**Supplied passage:**
++++++++

Sunoco, Inc. v. United States
128 Fed. Cl. 345
| Fed. Cl. | 2016Background
- Sunoco blended ethanol into fuel and claimed the alcohol fuel mixture excise tax credit under 26 U.S.C. § 6426(b); the question is whether that credit must be treated as a reduction of excise tax when computing income-tax deductions (i.e., whether taxpayers must use net excise tax after credits).
- The IRS issued inconsistent internal guidance: a 2013 Chief Counsel Advisory (non‑precedential) said similar credits were not gross income; a 2014 CCA (non‑precedential) reversed, treating the credit as reducing deductible excise tax.
- After Sunoco filed suit, the IRS issued Notice 2015‑56 (a precedential notice) siding with the 2014 CCA and requiring reduction of excise tax for income‑tax deduction purposes.
- Sunoco sought internal IRS documents to show Notice 2015‑56 should not receive Skidmore deference; the Government resisted as irrelevant and privileged.
- The Court analyzed whether Notice 2015‑56 merits Skidmore deference and whether the requested documents were necessary to resolve that question.

++++++++

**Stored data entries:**
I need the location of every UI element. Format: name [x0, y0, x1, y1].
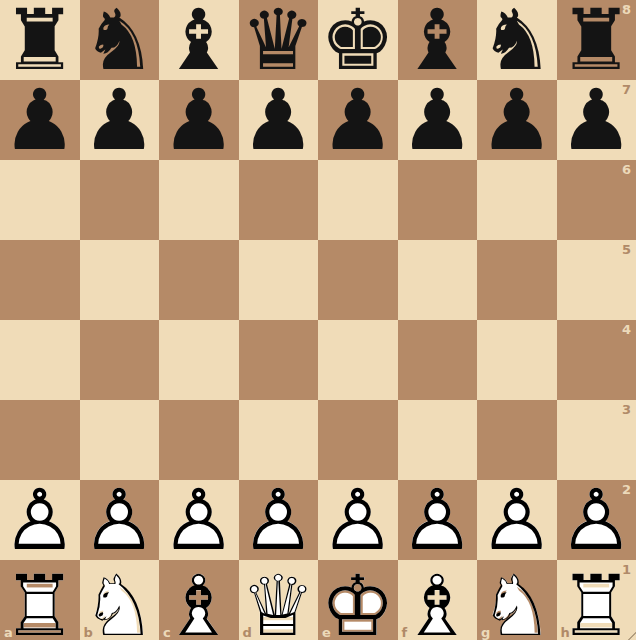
square-d2[interactable]: ♟♙ — [239, 480, 319, 560]
square-c1[interactable]: ♝♗c — [159, 560, 239, 640]
square-f5[interactable] — [398, 240, 478, 320]
square-b6[interactable] — [80, 160, 160, 240]
square-c8[interactable]: ♝ — [159, 0, 239, 80]
piece-black-king[interactable]: ♚ — [318, 0, 398, 80]
piece-glyph: ♞ — [80, 0, 160, 80]
square-d4[interactable] — [239, 320, 319, 400]
square-b8[interactable]: ♞ — [80, 0, 160, 80]
square-c5[interactable] — [159, 240, 239, 320]
square-f8[interactable]: ♝ — [398, 0, 478, 80]
square-d7[interactable]: ♟ — [239, 80, 319, 160]
piece-black-knight[interactable]: ♞ — [477, 0, 557, 80]
piece-glyph: ♝ — [398, 0, 478, 80]
file-label-a: a — [4, 625, 13, 640]
square-h1[interactable]: ♜♖1h — [557, 560, 636, 640]
square-e2[interactable]: ♟♙ — [318, 480, 398, 560]
piece-outline-glyph: ♙ — [80, 480, 160, 560]
square-h8[interactable]: ♜8 — [557, 0, 636, 80]
square-g5[interactable] — [477, 240, 557, 320]
square-a5[interactable] — [0, 240, 80, 320]
square-b2[interactable]: ♟♙ — [80, 480, 160, 560]
square-a3[interactable] — [0, 400, 80, 480]
piece-glyph: ♞ — [477, 0, 557, 80]
piece-white-pawn[interactable]: ♟♙ — [159, 480, 239, 560]
rank-label-6: 6 — [622, 162, 631, 177]
rank-label-1: 1 — [622, 562, 631, 577]
square-e7[interactable]: ♟ — [318, 80, 398, 160]
square-e8[interactable]: ♚ — [318, 0, 398, 80]
square-c4[interactable] — [159, 320, 239, 400]
square-b4[interactable] — [80, 320, 160, 400]
rank-label-5: 5 — [622, 242, 631, 257]
piece-outline-glyph: ♙ — [0, 480, 80, 560]
file-label-c: c — [163, 625, 171, 640]
square-a7[interactable]: ♟ — [0, 80, 80, 160]
square-e1[interactable]: ♚♔e — [318, 560, 398, 640]
piece-outline-glyph: ♗ — [398, 566, 478, 640]
square-a8[interactable]: ♜ — [0, 0, 80, 80]
square-a4[interactable] — [0, 320, 80, 400]
square-d6[interactable] — [239, 160, 319, 240]
piece-white-pawn[interactable]: ♟♙ — [239, 480, 319, 560]
square-h7[interactable]: ♟7 — [557, 80, 636, 160]
square-b7[interactable]: ♟ — [80, 80, 160, 160]
piece-glyph: ♟ — [318, 80, 398, 160]
file-label-g: g — [481, 625, 490, 640]
file-label-d: d — [243, 625, 252, 640]
piece-glyph: ♚ — [318, 0, 398, 80]
piece-glyph: ♛ — [239, 0, 319, 80]
square-g1[interactable]: ♞♘g — [477, 560, 557, 640]
piece-glyph: ♟ — [398, 80, 478, 160]
square-h4[interactable]: 4 — [557, 320, 636, 400]
square-g7[interactable]: ♟ — [477, 80, 557, 160]
piece-black-pawn[interactable]: ♟ — [398, 80, 478, 160]
rank-label-8: 8 — [622, 2, 631, 17]
rank-label-4: 4 — [622, 322, 631, 337]
piece-white-pawn[interactable]: ♟♙ — [80, 480, 160, 560]
piece-black-rook[interactable]: ♜ — [0, 0, 80, 80]
piece-glyph: ♜ — [0, 0, 80, 80]
piece-black-bishop[interactable]: ♝ — [159, 0, 239, 80]
piece-outline-glyph: ♙ — [398, 480, 478, 560]
square-h5[interactable]: 5 — [557, 240, 636, 320]
square-f4[interactable] — [398, 320, 478, 400]
piece-glyph: ♟ — [0, 80, 80, 160]
piece-black-pawn[interactable]: ♟ — [159, 80, 239, 160]
square-g3[interactable] — [477, 400, 557, 480]
square-b3[interactable] — [80, 400, 160, 480]
square-h3[interactable]: 3 — [557, 400, 636, 480]
square-d5[interactable] — [239, 240, 319, 320]
rank-label-2: 2 — [622, 482, 631, 497]
square-a1[interactable]: ♜♖a — [0, 560, 80, 640]
file-label-f: f — [402, 625, 408, 640]
piece-glyph: ♝ — [159, 0, 239, 80]
piece-white-pawn[interactable]: ♟♙ — [477, 480, 557, 560]
square-c2[interactable]: ♟♙ — [159, 480, 239, 560]
square-e5[interactable] — [318, 240, 398, 320]
piece-white-bishop[interactable]: ♝♗ — [159, 566, 239, 640]
piece-glyph: ♟ — [80, 80, 160, 160]
square-b5[interactable] — [80, 240, 160, 320]
piece-black-pawn[interactable]: ♟ — [477, 80, 557, 160]
square-f3[interactable] — [398, 400, 478, 480]
square-h6[interactable]: 6 — [557, 160, 636, 240]
rank-label-3: 3 — [622, 402, 631, 417]
square-c6[interactable] — [159, 160, 239, 240]
file-label-b: b — [84, 625, 93, 640]
square-f2[interactable]: ♟♙ — [398, 480, 478, 560]
square-c7[interactable]: ♟ — [159, 80, 239, 160]
piece-black-queen[interactable]: ♛ — [239, 0, 319, 80]
square-f7[interactable]: ♟ — [398, 80, 478, 160]
square-b1[interactable]: ♞♘b — [80, 560, 160, 640]
square-g6[interactable] — [477, 160, 557, 240]
piece-black-knight[interactable]: ♞ — [80, 0, 160, 80]
piece-outline-glyph: ♙ — [477, 480, 557, 560]
piece-glyph: ♟ — [477, 80, 557, 160]
piece-white-pawn[interactable]: ♟♙ — [318, 480, 398, 560]
chess-board: ♜♞♝♛♚♝♞♜8♟♟♟♟♟♟♟♟76543♟♙♟♙♟♙♟♙♟♙♟♙♟♙♟♙2♜… — [0, 0, 636, 640]
piece-outline-glyph: ♙ — [159, 480, 239, 560]
rank-label-7: 7 — [622, 82, 631, 97]
square-g4[interactable] — [477, 320, 557, 400]
square-e4[interactable] — [318, 320, 398, 400]
piece-black-pawn[interactable]: ♟ — [318, 80, 398, 160]
square-e6[interactable] — [318, 160, 398, 240]
piece-black-bishop[interactable]: ♝ — [398, 0, 478, 80]
square-d8[interactable]: ♛ — [239, 0, 319, 80]
piece-white-pawn[interactable]: ♟♙ — [398, 480, 478, 560]
square-f1[interactable]: ♝♗f — [398, 560, 478, 640]
square-a6[interactable] — [0, 160, 80, 240]
square-c3[interactable] — [159, 400, 239, 480]
square-a2[interactable]: ♟♙ — [0, 480, 80, 560]
square-h2[interactable]: ♟♙2 — [557, 480, 636, 560]
piece-black-pawn[interactable]: ♟ — [0, 80, 80, 160]
piece-outline-glyph: ♗ — [159, 566, 239, 640]
square-g8[interactable]: ♞ — [477, 0, 557, 80]
piece-glyph: ♟ — [239, 80, 319, 160]
piece-outline-glyph: ♙ — [239, 480, 319, 560]
piece-black-pawn[interactable]: ♟ — [239, 80, 319, 160]
piece-white-bishop[interactable]: ♝♗ — [398, 566, 478, 640]
square-d3[interactable] — [239, 400, 319, 480]
square-e3[interactable] — [318, 400, 398, 480]
square-g2[interactable]: ♟♙ — [477, 480, 557, 560]
piece-white-pawn[interactable]: ♟♙ — [0, 480, 80, 560]
square-d1[interactable]: ♛♕d — [239, 560, 319, 640]
square-f6[interactable] — [398, 160, 478, 240]
file-label-h: h — [561, 625, 570, 640]
file-label-e: e — [322, 625, 331, 640]
piece-glyph: ♟ — [159, 80, 239, 160]
piece-outline-glyph: ♙ — [318, 480, 398, 560]
piece-black-pawn[interactable]: ♟ — [80, 80, 160, 160]
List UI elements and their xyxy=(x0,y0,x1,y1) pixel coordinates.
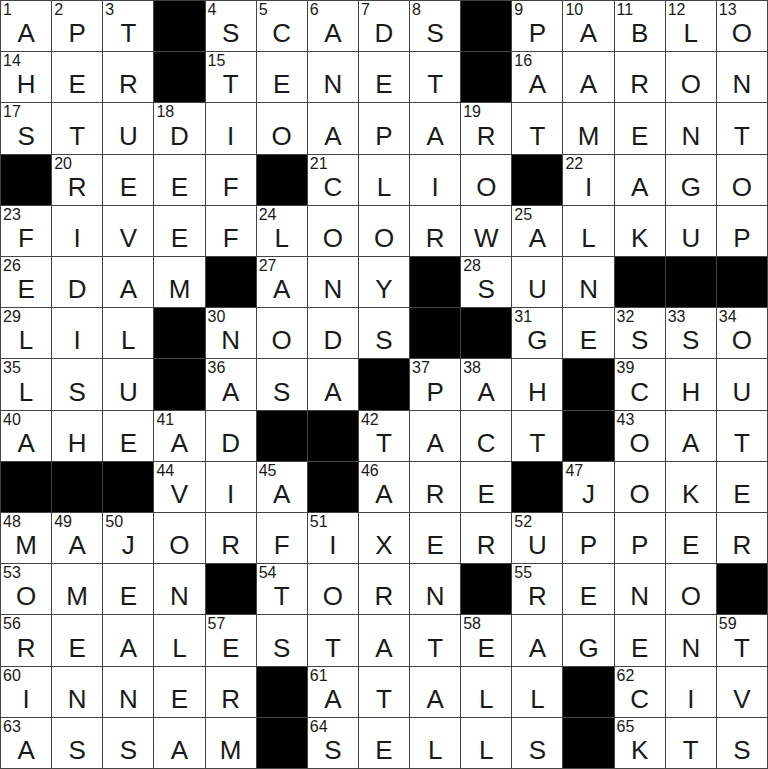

++++++++

**Stated task 1:**
In the Sunoco case summary, under which statute section did Sunoco claim the alcohol fuel mixture excise tax credit?
**Stated task 2:**
Say whether each statement agrees with the Sunoco case summary, answering yes or no and quoting the words that decide it: (a) The 2013 Chief Counsel Advisory was precedential. (b) The IRS issued Notice 2015‑56 after Sunoco filed suit. (c) The Government agreed to hand over the internal IRS documents Sunoco sought.
You won't need the records here.

**Correct response 1:**
26 U.S.C. § 6426(b)

**Correct response 2:**
(a) No: "a 2013 Chief Counsel Advisory (non‑precedential)"
(b) Yes: "After Sunoco filed suit, the IRS issued Notice 2015‑56"
(c) No: "the Government resisted as irrelevant and privileged"